Objective :: Locate each line with the string "事业伙伴们" in the listing below and copy it.

========

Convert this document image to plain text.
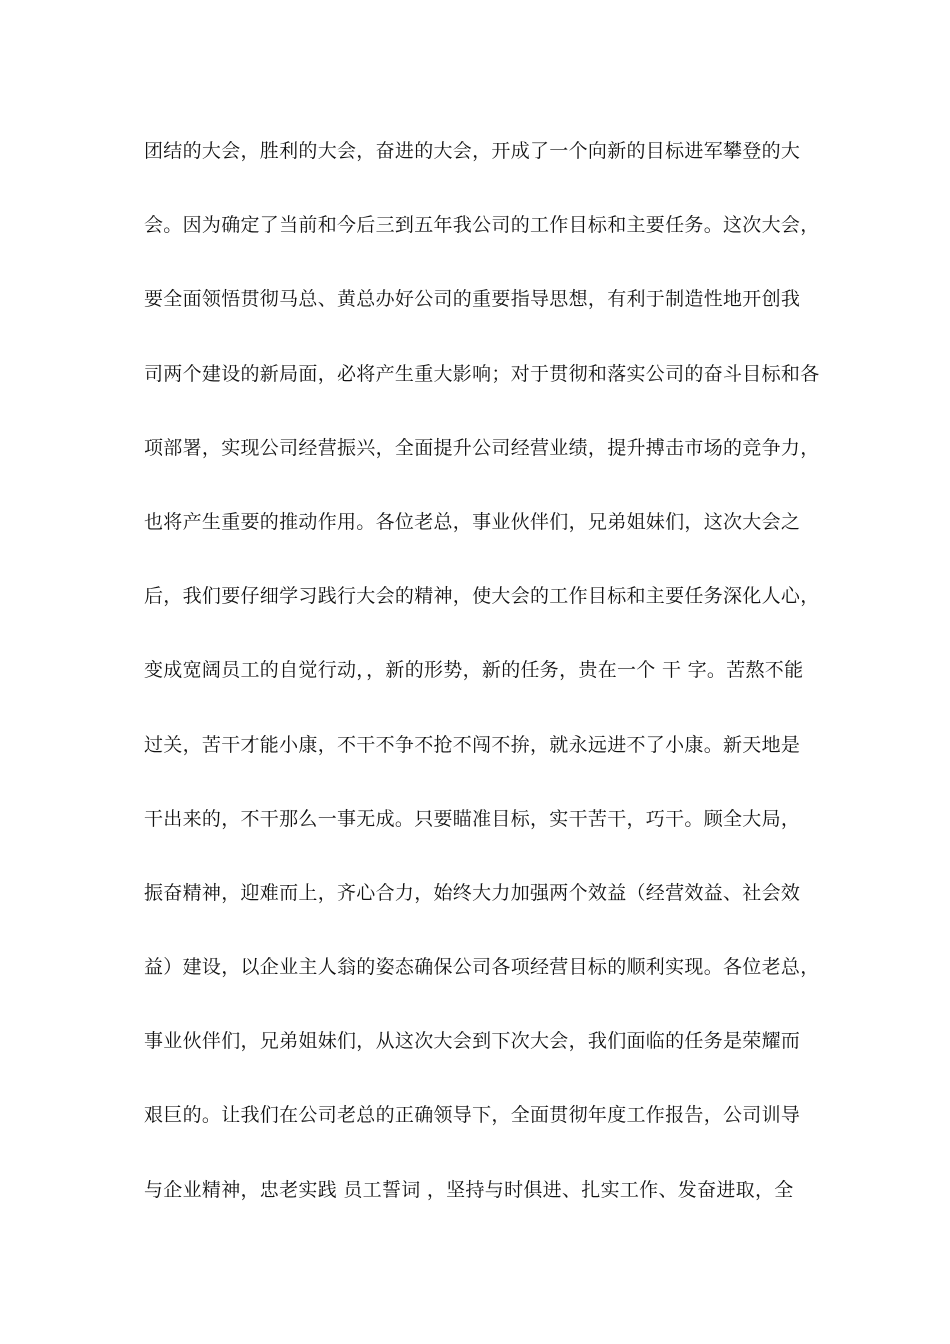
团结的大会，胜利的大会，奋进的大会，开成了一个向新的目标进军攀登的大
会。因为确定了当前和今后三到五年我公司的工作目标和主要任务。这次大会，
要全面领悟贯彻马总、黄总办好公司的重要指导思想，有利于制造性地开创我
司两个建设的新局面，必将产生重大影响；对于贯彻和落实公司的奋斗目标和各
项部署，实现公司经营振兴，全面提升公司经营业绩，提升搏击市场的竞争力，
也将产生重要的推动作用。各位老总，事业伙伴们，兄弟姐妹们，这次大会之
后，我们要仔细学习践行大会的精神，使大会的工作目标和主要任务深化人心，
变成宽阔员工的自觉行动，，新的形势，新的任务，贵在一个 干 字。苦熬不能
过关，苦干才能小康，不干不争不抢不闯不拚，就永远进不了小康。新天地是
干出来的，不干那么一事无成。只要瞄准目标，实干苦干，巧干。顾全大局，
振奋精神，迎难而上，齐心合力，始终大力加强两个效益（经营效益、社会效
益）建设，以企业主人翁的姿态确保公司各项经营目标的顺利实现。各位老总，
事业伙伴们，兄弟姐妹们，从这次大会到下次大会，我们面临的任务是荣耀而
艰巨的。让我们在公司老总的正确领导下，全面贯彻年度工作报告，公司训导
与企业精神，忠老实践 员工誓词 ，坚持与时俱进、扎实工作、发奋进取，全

========

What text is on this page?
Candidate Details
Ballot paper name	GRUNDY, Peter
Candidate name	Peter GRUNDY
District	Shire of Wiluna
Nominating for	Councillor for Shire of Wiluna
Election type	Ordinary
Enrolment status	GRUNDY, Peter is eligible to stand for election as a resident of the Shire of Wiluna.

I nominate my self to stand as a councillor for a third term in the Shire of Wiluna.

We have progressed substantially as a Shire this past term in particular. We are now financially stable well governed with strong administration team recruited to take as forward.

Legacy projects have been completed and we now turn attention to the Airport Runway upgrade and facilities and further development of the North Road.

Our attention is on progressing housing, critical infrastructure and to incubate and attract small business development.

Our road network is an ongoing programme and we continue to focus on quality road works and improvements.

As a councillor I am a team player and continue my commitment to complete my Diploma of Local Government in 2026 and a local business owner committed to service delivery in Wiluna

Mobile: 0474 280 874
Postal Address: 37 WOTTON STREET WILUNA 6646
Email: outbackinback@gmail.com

========

Response to the exercise ::
也将产生重要的推动作用。各位老总，事业伙伴们，兄弟姐妹们，这次大会之
事业伙伴们，兄弟姐妹们，从这次大会到下次大会，我们面临的任务是荣耀而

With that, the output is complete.